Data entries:
..............................

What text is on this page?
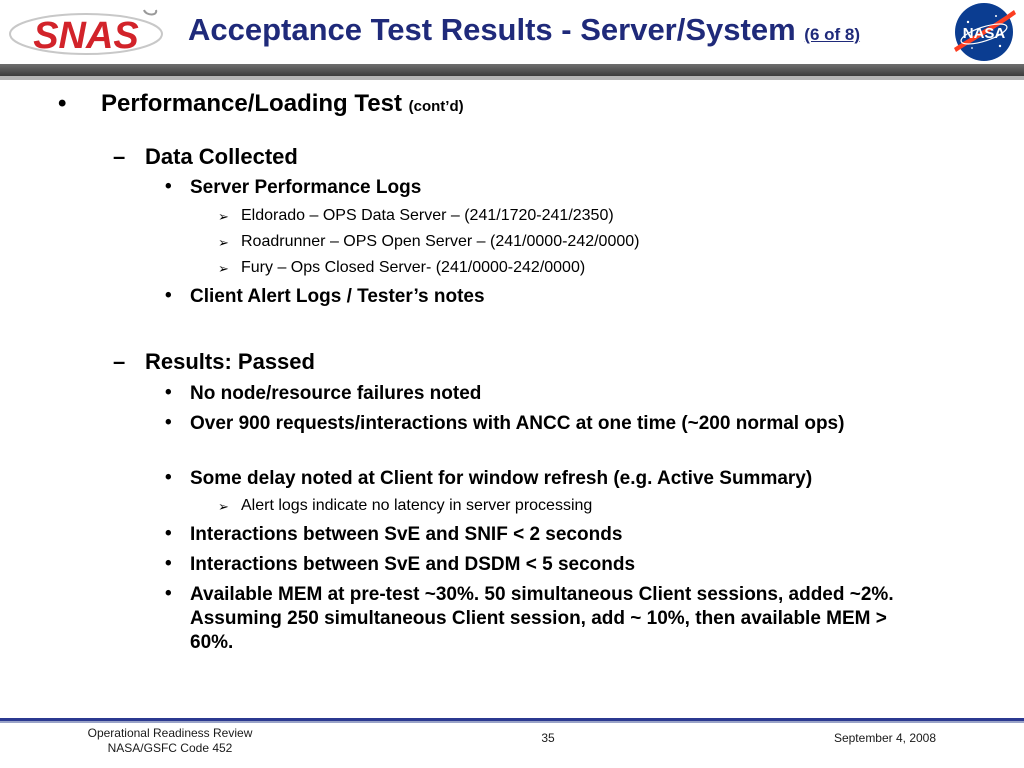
SNAS Acceptance Test Results - Server/System (6 of 8)	NASA
• Performance/Loading Test (cont’d)
– Data Collected
• Server Performance Logs
➢ Eldorado – OPS Data Server – (241/1720-241/2350)
➢ Roadrunner – OPS Open Server – (241/0000-242/0000)
➢ Fury – Ops Closed Server- (241/0000-242/0000)
• Client Alert Logs / Tester’s notes
– Results: Passed
• No node/resource failures noted
• Over 900 requests/interactions with ANCC at one time (~200 normal ops)
• Some delay noted at Client for window refresh (e.g. Active Summary)
➢ Alert logs indicate no latency in server processing
• Interactions between SvE and SNIF < 2 seconds
• Interactions between SvE and DSDM < 5 seconds
• Available MEM at pre-test ~30%. 50 simultaneous Client sessions, added ~2%. Assuming 250 simultaneous Client session, add ~ 10%, then available MEM > 60%.
Operational Readiness Review
NASA/GSFC Code 452
35	September 4, 2008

..............................

WHAT THE EXERCISE ASKS. Skip the pictures, then retype every line above exactly.

EXERCISE ANSWER.
What text is on this page?
SNAS Acceptance Test Results - Server/System (6 of 8)	NASA
• Performance/Loading Test (cont’d)
– Data Collected
• Server Performance Logs
➢ Eldorado – OPS Data Server – (241/1720-241/2350)
➢ Roadrunner – OPS Open Server – (241/0000-242/0000)
➢ Fury – Ops Closed Server- (241/0000-242/0000)
• Client Alert Logs / Tester’s notes
– Results: Passed
• No node/resource failures noted
• Over 900 requests/interactions with ANCC at one time (~200 normal ops)
• Some delay noted at Client for window refresh (e.g. Active Summary)
➢ Alert logs indicate no latency in server processing
• Interactions between SvE and SNIF < 2 seconds
• Interactions between SvE and DSDM < 5 seconds
• Available MEM at pre-test ~30%. 50 simultaneous Client sessions, added ~2%. Assuming 250 simultaneous Client session, add ~ 10%, then available MEM > 60%.
Operational Readiness Review
NASA/GSFC Code 452
35	September 4, 2008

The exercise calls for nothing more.